Data excerpts:
------------
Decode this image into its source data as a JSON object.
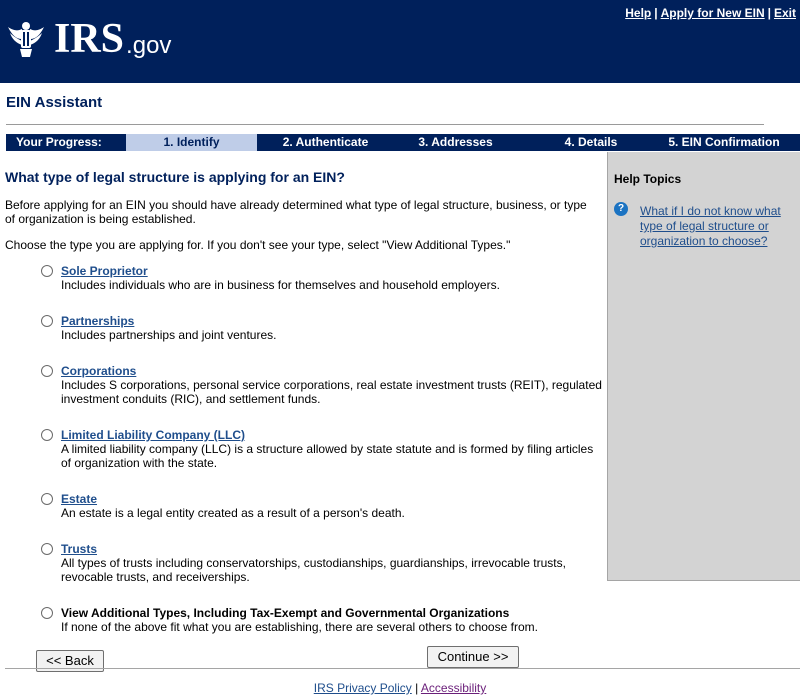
{
  "header": {
    "logo_text": "IRS",
    "logo_suffix": ".gov",
    "links": [
      "Help",
      "Apply for New EIN",
      "Exit"
    ]
  },
  "page_title": "EIN Assistant",
  "progress": {
    "label": "Your Progress:",
    "steps": [
      "1. Identify",
      "2. Authenticate",
      "3. Addresses",
      "4. Details",
      "5. EIN Confirmation"
    ],
    "active_step": "1. Identify"
  },
  "main": {
    "question": "What type of legal structure is applying for an EIN?",
    "intro": "Before applying for an EIN you should have already determined what type of legal structure, business, or type of organization is being established.",
    "choose": "Choose the type you are applying for. If you don't see your type, select \"View Additional Types.\"",
    "options": [
      {
        "title": "Sole Proprietor",
        "desc": "Includes individuals who are in business for themselves and household employers."
      },
      {
        "title": "Partnerships",
        "desc": "Includes partnerships and joint ventures."
      },
      {
        "title": "Corporations",
        "desc": "Includes S corporations, personal service corporations, real estate investment trusts (REIT), regulated investment conduits (RIC), and settlement funds."
      },
      {
        "title": "Limited Liability Company (LLC)",
        "desc": "A limited liability company (LLC) is a structure allowed by state statute and is formed by filing articles of organization with the state."
      },
      {
        "title": "Estate",
        "desc": "An estate is a legal entity created as a result of a person's death."
      },
      {
        "title": "Trusts",
        "desc": "All types of trusts including conservatorships, custodianships, guardianships, irrevocable trusts, revocable trusts, and receiverships."
      },
      {
        "title": "View Additional Types, Including Tax-Exempt and Governmental Organizations",
        "desc": "If none of the above fit what you are establishing, there are several others to choose from."
      }
    ]
  },
  "sidebar": {
    "title": "Help Topics",
    "icon": "question-circle-icon",
    "link": "What if I do not know what type of legal structure or organization to choose?"
  },
  "buttons": {
    "back": "<< Back",
    "continue": "Continue >>"
  },
  "footer": {
    "privacy": "IRS Privacy Policy",
    "separator": "|",
    "accessibility": "Accessibility"
  },
  "colors": {
    "navy": "#00205b",
    "active_step": "#bfcde8",
    "sidebar": "#d3d3d3",
    "link": "#1f4e8c"
  }
}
------------
Task brief |
Set the pictures aside and transcribe the data above exactly.

Written response |
Decode this image into its source data as a JSON object.
{
  "header": {
    "logo_text": "IRS",
    "logo_suffix": ".gov",
    "links": [
      "Help",
      "Apply for New EIN",
      "Exit"
    ]
  },
  "page_title": "EIN Assistant",
  "progress": {
    "label": "Your Progress:",
    "steps": [
      "1. Identify",
      "2. Authenticate",
      "3. Addresses",
      "4. Details",
      "5. EIN Confirmation"
    ],
    "active_step": "1. Identify"
  },
  "main": {
    "question": "What type of legal structure is applying for an EIN?",
    "intro": "Before applying for an EIN you should have already determined what type of legal structure, business, or type of organization is being established.",
    "choose": "Choose the type you are applying for. If you don't see your type, select \"View Additional Types.\"",
    "options": [
      {
        "title": "Sole Proprietor",
        "desc": "Includes individuals who are in business for themselves and household employers."
      },
      {
        "title": "Partnerships",
        "desc": "Includes partnerships and joint ventures."
      },
      {
        "title": "Corporations",
        "desc": "Includes S corporations, personal service corporations, real estate investment trusts (REIT), regulated investment conduits (RIC), and settlement funds."
      },
      {
        "title": "Limited Liability Company (LLC)",
        "desc": "A limited liability company (LLC) is a structure allowed by state statute and is formed by filing articles of organization with the state."
      },
      {
        "title": "Estate",
        "desc": "An estate is a legal entity created as a result of a person's death."
      },
      {
        "title": "Trusts",
        "desc": "All types of trusts including conservatorships, custodianships, guardianships, irrevocable trusts, revocable trusts, and receiverships."
      },
      {
        "title": "View Additional Types, Including Tax-Exempt and Governmental Organizations",
        "desc": "If none of the above fit what you are establishing, there are several others to choose from."
      }
    ]
  },
  "sidebar": {
    "title": "Help Topics",
    "icon": "question-circle-icon",
    "link": "What if I do not know what type of legal structure or organization to choose?"
  },
  "buttons": {
    "back": "<< Back",
    "continue": "Continue >>"
  },
  "footer": {
    "privacy": "IRS Privacy Policy",
    "separator": "|",
    "accessibility": "Accessibility"
  },
  "colors": {
    "navy": "#00205b",
    "active_step": "#bfcde8",
    "sidebar": "#d3d3d3",
    "link": "#1f4e8c"
  }
}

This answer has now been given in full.